◆ Stated goal
Reproduce the listing below in its entirety. Change nothing.

◆ Data for this task
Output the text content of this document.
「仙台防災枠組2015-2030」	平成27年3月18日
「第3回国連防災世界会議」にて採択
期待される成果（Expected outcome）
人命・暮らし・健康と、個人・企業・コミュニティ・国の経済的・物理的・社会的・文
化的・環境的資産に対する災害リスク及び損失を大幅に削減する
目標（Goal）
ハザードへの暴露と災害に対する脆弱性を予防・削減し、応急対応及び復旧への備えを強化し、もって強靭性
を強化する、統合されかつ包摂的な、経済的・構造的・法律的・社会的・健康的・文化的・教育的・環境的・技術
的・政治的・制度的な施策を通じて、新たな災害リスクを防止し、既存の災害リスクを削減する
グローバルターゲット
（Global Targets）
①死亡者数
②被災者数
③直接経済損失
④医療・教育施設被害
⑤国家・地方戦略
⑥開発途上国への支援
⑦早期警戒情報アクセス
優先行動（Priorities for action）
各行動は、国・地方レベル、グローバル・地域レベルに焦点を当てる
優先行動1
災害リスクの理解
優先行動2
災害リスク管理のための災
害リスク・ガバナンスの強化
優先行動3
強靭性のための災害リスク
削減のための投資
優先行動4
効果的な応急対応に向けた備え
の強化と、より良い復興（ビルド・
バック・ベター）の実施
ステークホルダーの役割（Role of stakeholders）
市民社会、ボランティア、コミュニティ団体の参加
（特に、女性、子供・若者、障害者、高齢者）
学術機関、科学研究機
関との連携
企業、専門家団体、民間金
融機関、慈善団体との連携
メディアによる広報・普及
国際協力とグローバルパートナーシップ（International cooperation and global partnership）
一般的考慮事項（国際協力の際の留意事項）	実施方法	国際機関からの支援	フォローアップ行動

◆ Solution to this exercise
Output the text content of this document.
「仙台防災枠組2015-2030」	平成27年3月18日
「第3回国連防災世界会議」にて採択
期待される成果（Expected outcome）
人命・暮らし・健康と、個人・企業・コミュニティ・国の経済的・物理的・社会的・文
化的・環境的資産に対する災害リスク及び損失を大幅に削減する
目標（Goal）
ハザードへの暴露と災害に対する脆弱性を予防・削減し、応急対応及び復旧への備えを強化し、もって強靭性
を強化する、統合されかつ包摂的な、経済的・構造的・法律的・社会的・健康的・文化的・教育的・環境的・技術
的・政治的・制度的な施策を通じて、新たな災害リスクを防止し、既存の災害リスクを削減する
グローバルターゲット
（Global Targets）
①死亡者数
②被災者数
③直接経済損失
④医療・教育施設被害
⑤国家・地方戦略
⑥開発途上国への支援
⑦早期警戒情報アクセス
優先行動（Priorities for action）
各行動は、国・地方レベル、グローバル・地域レベルに焦点を当てる
優先行動1
災害リスクの理解
優先行動2
災害リスク管理のための災
害リスク・ガバナンスの強化
優先行動3
強靭性のための災害リスク
削減のための投資
優先行動4
効果的な応急対応に向けた備え
の強化と、より良い復興（ビルド・
バック・ベター）の実施
ステークホルダーの役割（Role of stakeholders）
市民社会、ボランティア、コミュニティ団体の参加
（特に、女性、子供・若者、障害者、高齢者）
学術機関、科学研究機
関との連携
企業、専門家団体、民間金
融機関、慈善団体との連携
メディアによる広報・普及
国際協力とグローバルパートナーシップ（International cooperation and global partnership）
一般的考慮事項（国際協力の際の留意事項）	実施方法	国際機関からの支援	フォローアップ行動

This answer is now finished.